## CHALLENGE:
Quote all of the entries word for word.

## SUPPLIED INFORMATION:
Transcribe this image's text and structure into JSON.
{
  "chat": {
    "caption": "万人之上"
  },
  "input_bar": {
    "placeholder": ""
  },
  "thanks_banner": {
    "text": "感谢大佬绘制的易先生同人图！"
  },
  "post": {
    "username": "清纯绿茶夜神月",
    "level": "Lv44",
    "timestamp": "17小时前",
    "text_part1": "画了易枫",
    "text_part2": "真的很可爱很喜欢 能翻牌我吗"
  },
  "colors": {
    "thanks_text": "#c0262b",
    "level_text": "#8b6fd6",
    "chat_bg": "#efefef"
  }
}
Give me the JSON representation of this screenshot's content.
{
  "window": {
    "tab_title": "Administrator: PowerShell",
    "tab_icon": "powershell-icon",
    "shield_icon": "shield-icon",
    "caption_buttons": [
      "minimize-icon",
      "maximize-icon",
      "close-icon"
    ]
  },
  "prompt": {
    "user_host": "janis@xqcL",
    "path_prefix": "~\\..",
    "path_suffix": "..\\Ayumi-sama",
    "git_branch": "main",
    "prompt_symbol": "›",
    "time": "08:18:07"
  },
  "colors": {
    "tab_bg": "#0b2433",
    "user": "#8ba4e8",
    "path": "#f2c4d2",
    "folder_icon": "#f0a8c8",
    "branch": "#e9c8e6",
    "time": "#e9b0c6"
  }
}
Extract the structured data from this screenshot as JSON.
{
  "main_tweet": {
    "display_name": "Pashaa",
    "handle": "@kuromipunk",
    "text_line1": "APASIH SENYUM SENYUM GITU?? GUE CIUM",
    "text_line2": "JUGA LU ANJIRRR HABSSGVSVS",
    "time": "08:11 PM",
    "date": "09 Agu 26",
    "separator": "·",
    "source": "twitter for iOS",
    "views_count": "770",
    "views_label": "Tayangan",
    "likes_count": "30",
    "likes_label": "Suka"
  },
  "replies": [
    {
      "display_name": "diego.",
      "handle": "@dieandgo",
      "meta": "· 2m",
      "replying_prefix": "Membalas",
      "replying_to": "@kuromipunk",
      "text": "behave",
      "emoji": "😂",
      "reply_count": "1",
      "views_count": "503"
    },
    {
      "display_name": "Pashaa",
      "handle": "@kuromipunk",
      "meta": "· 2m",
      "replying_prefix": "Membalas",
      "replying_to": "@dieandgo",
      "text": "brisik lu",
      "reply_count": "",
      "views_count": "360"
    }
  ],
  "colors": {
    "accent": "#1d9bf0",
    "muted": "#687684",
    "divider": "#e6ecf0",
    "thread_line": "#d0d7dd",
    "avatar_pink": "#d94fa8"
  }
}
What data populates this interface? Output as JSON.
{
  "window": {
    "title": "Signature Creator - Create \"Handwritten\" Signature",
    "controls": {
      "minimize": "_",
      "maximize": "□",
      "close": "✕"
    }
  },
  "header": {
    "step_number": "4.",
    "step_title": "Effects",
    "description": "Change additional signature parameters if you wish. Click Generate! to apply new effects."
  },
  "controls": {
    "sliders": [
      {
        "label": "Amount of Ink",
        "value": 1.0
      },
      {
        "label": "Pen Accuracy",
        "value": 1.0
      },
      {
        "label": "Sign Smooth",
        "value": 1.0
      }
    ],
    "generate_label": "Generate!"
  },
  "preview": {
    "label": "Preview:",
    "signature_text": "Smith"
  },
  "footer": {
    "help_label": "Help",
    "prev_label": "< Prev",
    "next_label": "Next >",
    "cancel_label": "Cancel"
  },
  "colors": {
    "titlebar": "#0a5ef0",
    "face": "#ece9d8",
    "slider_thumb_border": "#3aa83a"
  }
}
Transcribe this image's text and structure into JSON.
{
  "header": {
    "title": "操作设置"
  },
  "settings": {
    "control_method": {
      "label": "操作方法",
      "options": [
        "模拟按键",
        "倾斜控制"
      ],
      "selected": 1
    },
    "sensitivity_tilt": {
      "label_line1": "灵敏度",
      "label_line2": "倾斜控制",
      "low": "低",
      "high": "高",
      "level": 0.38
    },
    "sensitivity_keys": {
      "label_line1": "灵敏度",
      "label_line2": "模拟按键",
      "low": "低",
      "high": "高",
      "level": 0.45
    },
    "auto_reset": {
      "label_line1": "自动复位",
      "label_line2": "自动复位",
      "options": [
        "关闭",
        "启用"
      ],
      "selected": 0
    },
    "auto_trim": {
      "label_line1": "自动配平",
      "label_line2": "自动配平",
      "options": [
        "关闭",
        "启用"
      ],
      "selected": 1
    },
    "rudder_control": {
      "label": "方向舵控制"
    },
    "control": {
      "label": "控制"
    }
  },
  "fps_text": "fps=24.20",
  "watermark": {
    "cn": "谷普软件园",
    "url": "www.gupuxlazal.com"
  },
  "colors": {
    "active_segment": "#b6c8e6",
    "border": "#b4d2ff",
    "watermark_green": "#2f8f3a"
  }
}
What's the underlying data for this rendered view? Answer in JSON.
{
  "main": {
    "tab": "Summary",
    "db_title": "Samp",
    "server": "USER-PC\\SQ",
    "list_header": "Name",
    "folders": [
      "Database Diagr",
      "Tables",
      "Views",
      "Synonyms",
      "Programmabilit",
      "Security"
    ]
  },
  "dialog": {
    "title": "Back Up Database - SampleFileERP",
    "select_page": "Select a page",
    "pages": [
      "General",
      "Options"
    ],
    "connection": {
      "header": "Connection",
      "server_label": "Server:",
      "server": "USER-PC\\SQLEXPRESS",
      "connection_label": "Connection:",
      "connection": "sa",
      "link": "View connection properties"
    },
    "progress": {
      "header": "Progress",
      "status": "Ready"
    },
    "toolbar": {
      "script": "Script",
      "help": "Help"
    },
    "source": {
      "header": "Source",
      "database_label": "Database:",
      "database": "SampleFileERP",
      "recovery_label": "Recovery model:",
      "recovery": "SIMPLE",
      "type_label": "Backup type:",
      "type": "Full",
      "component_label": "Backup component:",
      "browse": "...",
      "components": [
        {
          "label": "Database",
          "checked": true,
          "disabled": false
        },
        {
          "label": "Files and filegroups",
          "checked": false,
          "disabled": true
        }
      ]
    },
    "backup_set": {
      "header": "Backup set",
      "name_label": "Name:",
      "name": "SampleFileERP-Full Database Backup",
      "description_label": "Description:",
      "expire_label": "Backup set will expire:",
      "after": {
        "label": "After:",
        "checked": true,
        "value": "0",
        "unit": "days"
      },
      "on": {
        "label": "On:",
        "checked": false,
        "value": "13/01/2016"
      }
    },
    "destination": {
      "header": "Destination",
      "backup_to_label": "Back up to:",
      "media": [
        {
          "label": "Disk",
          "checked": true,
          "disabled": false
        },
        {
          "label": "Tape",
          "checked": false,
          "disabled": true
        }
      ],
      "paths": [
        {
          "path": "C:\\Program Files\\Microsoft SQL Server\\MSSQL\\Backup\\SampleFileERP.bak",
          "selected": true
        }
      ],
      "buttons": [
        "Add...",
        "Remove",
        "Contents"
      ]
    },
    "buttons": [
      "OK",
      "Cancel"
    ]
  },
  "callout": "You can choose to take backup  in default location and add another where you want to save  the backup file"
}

## WORKED SOLUTION:
Transcribe this image's text and structure into JSON.
{
  "chat": {
    "caption": "万人之上"
  },
  "input_bar": {
    "placeholder": ""
  },
  "thanks_banner": {
    "text": "感谢大佬绘制的易先生同人图！"
  },
  "post": {
    "username": "清纯绿茶夜神月",
    "level": "Lv44",
    "timestamp": "17小时前",
    "text_part1": "画了易枫",
    "text_part2": "真的很可爱很喜欢 能翻牌我吗"
  },
  "colors": {
    "thanks_text": "#c0262b",
    "level_text": "#8b6fd6",
    "chat_bg": "#efefef"
  }
}
Give me the JSON representation of this screenshot's content.
{
  "window": {
    "tab_title": "Administrator: PowerShell",
    "tab_icon": "powershell-icon",
    "shield_icon": "shield-icon",
    "caption_buttons": [
      "minimize-icon",
      "maximize-icon",
      "close-icon"
    ]
  },
  "prompt": {
    "user_host": "janis@xqcL",
    "path_prefix": "~\\..",
    "path_suffix": "..\\Ayumi-sama",
    "git_branch": "main",
    "prompt_symbol": "›",
    "time": "08:18:07"
  },
  "colors": {
    "tab_bg": "#0b2433",
    "user": "#8ba4e8",
    "path": "#f2c4d2",
    "folder_icon": "#f0a8c8",
    "branch": "#e9c8e6",
    "time": "#e9b0c6"
  }
}
Extract the structured data from this screenshot as JSON.
{
  "main_tweet": {
    "display_name": "Pashaa",
    "handle": "@kuromipunk",
    "text_line1": "APASIH SENYUM SENYUM GITU?? GUE CIUM",
    "text_line2": "JUGA LU ANJIRRR HABSSGVSVS",
    "time": "08:11 PM",
    "date": "09 Agu 26",
    "separator": "·",
    "source": "twitter for iOS",
    "views_count": "770",
    "views_label": "Tayangan",
    "likes_count": "30",
    "likes_label": "Suka"
  },
  "replies": [
    {
      "display_name": "diego.",
      "handle": "@dieandgo",
      "meta": "· 2m",
      "replying_prefix": "Membalas",
      "replying_to": "@kuromipunk",
      "text": "behave",
      "emoji": "😂",
      "reply_count": "1",
      "views_count": "503"
    },
    {
      "display_name": "Pashaa",
      "handle": "@kuromipunk",
      "meta": "· 2m",
      "replying_prefix": "Membalas",
      "replying_to": "@dieandgo",
      "text": "brisik lu",
      "reply_count": "",
      "views_count": "360"
    }
  ],
  "colors": {
    "accent": "#1d9bf0",
    "muted": "#687684",
    "divider": "#e6ecf0",
    "thread_line": "#d0d7dd",
    "avatar_pink": "#d94fa8"
  }
}
What data populates this interface? Output as JSON.
{
  "window": {
    "title": "Signature Creator - Create \"Handwritten\" Signature",
    "controls": {
      "minimize": "_",
      "maximize": "□",
      "close": "✕"
    }
  },
  "header": {
    "step_number": "4.",
    "step_title": "Effects",
    "description": "Change additional signature parameters if you wish. Click Generate! to apply new effects."
  },
  "controls": {
    "sliders": [
      {
        "label": "Amount of Ink",
        "value": 1.0
      },
      {
        "label": "Pen Accuracy",
        "value": 1.0
      },
      {
        "label": "Sign Smooth",
        "value": 1.0
      }
    ],
    "generate_label": "Generate!"
  },
  "preview": {
    "label": "Preview:",
    "signature_text": "Smith"
  },
  "footer": {
    "help_label": "Help",
    "prev_label": "< Prev",
    "next_label": "Next >",
    "cancel_label": "Cancel"
  },
  "colors": {
    "titlebar": "#0a5ef0",
    "face": "#ece9d8",
    "slider_thumb_border": "#3aa83a"
  }
}
Transcribe this image's text and structure into JSON.
{
  "header": {
    "title": "操作设置"
  },
  "settings": {
    "control_method": {
      "label": "操作方法",
      "options": [
        "模拟按键",
        "倾斜控制"
      ],
      "selected": 1
    },
    "sensitivity_tilt": {
      "label_line1": "灵敏度",
      "label_line2": "倾斜控制",
      "low": "低",
      "high": "高",
      "level": 0.38
    },
    "sensitivity_keys": {
      "label_line1": "灵敏度",
      "label_line2": "模拟按键",
      "low": "低",
      "high": "高",
      "level": 0.45
    },
    "auto_reset": {
      "label_line1": "自动复位",
      "label_line2": "自动复位",
      "options": [
        "关闭",
        "启用"
      ],
      "selected": 0
    },
    "auto_trim": {
      "label_line1": "自动配平",
      "label_line2": "自动配平",
      "options": [
        "关闭",
        "启用"
      ],
      "selected": 1
    },
    "rudder_control": {
      "label": "方向舵控制"
    },
    "control": {
      "label": "控制"
    }
  },
  "fps_text": "fps=24.20",
  "watermark": {
    "cn": "谷普软件园",
    "url": "www.gupuxlazal.com"
  },
  "colors": {
    "active_segment": "#b6c8e6",
    "border": "#b4d2ff",
    "watermark_green": "#2f8f3a"
  }
}
What's the underlying data for this rendered view? Answer in JSON.
{
  "main": {
    "tab": "Summary",
    "db_title": "Samp",
    "server": "USER-PC\\SQ",
    "list_header": "Name",
    "folders": [
      "Database Diagr",
      "Tables",
      "Views",
      "Synonyms",
      "Programmabilit",
      "Security"
    ]
  },
  "dialog": {
    "title": "Back Up Database - SampleFileERP",
    "select_page": "Select a page",
    "pages": [
      "General",
      "Options"
    ],
    "connection": {
      "header": "Connection",
      "server_label": "Server:",
      "server": "USER-PC\\SQLEXPRESS",
      "connection_label": "Connection:",
      "connection": "sa",
      "link": "View connection properties"
    },
    "progress": {
      "header": "Progress",
      "status": "Ready"
    },
    "toolbar": {
      "script": "Script",
      "help": "Help"
    },
    "source": {
      "header": "Source",
      "database_label": "Database:",
      "database": "SampleFileERP",
      "recovery_label": "Recovery model:",
      "recovery": "SIMPLE",
      "type_label": "Backup type:",
      "type": "Full",
      "component_label": "Backup component:",
      "browse": "...",
      "components": [
        {
          "label": "Database",
          "checked": true,
          "disabled": false
        },
        {
          "label": "Files and filegroups",
          "checked": false,
          "disabled": true
        }
      ]
    },
    "backup_set": {
      "header": "Backup set",
      "name_label": "Name:",
      "name": "SampleFileERP-Full Database Backup",
      "description_label": "Description:",
      "expire_label": "Backup set will expire:",
      "after": {
        "label": "After:",
        "checked": true,
        "value": "0",
        "unit": "days"
      },
      "on": {
        "label": "On:",
        "checked": false,
        "value": "13/01/2016"
      }
    },
    "destination": {
      "header": "Destination",
      "backup_to_label": "Back up to:",
      "media": [
        {
          "label": "Disk",
          "checked": true,
          "disabled": false
        },
        {
          "label": "Tape",
          "checked": false,
          "disabled": true
        }
      ],
      "paths": [
        {
          "path": "C:\\Program Files\\Microsoft SQL Server\\MSSQL\\Backup\\SampleFileERP.bak",
          "selected": true
        }
      ],
      "buttons": [
        "Add...",
        "Remove",
        "Contents"
      ]
    },
    "buttons": [
      "OK",
      "Cancel"
    ]
  },
  "callout": "You can choose to take backup  in default location and add another where you want to save  the backup file"
}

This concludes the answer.